> Recorded data:
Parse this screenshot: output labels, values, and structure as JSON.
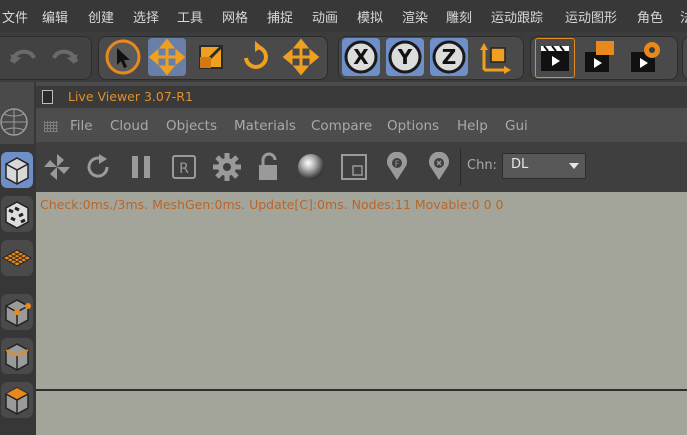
{
  "top_menu": [
    "文件",
    "编辑",
    "创建",
    "选择",
    "工具",
    "网格",
    "捕捉",
    "动画",
    "模拟",
    "渲染",
    "雕刻",
    "运动跟踪",
    "运动图形",
    "角色",
    "法"
  ],
  "toolbar_icons": [
    "undo-icon",
    "redo-icon",
    "select-arrow-icon",
    "move-icon",
    "scale-icon",
    "rotate-icon",
    "move-icon",
    "x-axis-lock-icon",
    "y-axis-lock-icon",
    "z-axis-lock-icon",
    "coordinate-system-icon",
    "render-view-icon",
    "render-picture-icon",
    "render-settings-icon"
  ],
  "axis_labels": {
    "x": "X",
    "y": "Y",
    "z": "Z"
  },
  "window": {
    "title": "Live Viewer 3.07-R1",
    "menu": [
      "File",
      "Cloud",
      "Objects",
      "Materials",
      "Compare",
      "Options",
      "Help",
      "Gui"
    ]
  },
  "viewer_toolbar": {
    "chn_label": "Chn:",
    "chn_value": "DL"
  },
  "status_line": "Check:0ms./3ms. MeshGen:0ms. Update[C]:0ms. Nodes:11 Movable:0  0 0",
  "colors": {
    "accent_orange": "#e8891d",
    "status_text": "#b8662a",
    "title_text": "#e28f2a",
    "canvas_bg": "#a4a59a",
    "axis_blue": "#6f8fc9"
  }
}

> Exercise requirements: Return the records exactly. Don't carry the pictures over.

> Reply to the exercise:
Parse this screenshot: output labels, values, and structure as JSON.
{
  "top_menu": [
    "文件",
    "编辑",
    "创建",
    "选择",
    "工具",
    "网格",
    "捕捉",
    "动画",
    "模拟",
    "渲染",
    "雕刻",
    "运动跟踪",
    "运动图形",
    "角色",
    "法"
  ],
  "toolbar_icons": [
    "undo-icon",
    "redo-icon",
    "select-arrow-icon",
    "move-icon",
    "scale-icon",
    "rotate-icon",
    "move-icon",
    "x-axis-lock-icon",
    "y-axis-lock-icon",
    "z-axis-lock-icon",
    "coordinate-system-icon",
    "render-view-icon",
    "render-picture-icon",
    "render-settings-icon"
  ],
  "axis_labels": {
    "x": "X",
    "y": "Y",
    "z": "Z"
  },
  "window": {
    "title": "Live Viewer 3.07-R1",
    "menu": [
      "File",
      "Cloud",
      "Objects",
      "Materials",
      "Compare",
      "Options",
      "Help",
      "Gui"
    ]
  },
  "viewer_toolbar": {
    "chn_label": "Chn:",
    "chn_value": "DL"
  },
  "status_line": "Check:0ms./3ms. MeshGen:0ms. Update[C]:0ms. Nodes:11 Movable:0  0 0",
  "colors": {
    "accent_orange": "#e8891d",
    "status_text": "#b8662a",
    "title_text": "#e28f2a",
    "canvas_bg": "#a4a59a",
    "axis_blue": "#6f8fc9"
  }
}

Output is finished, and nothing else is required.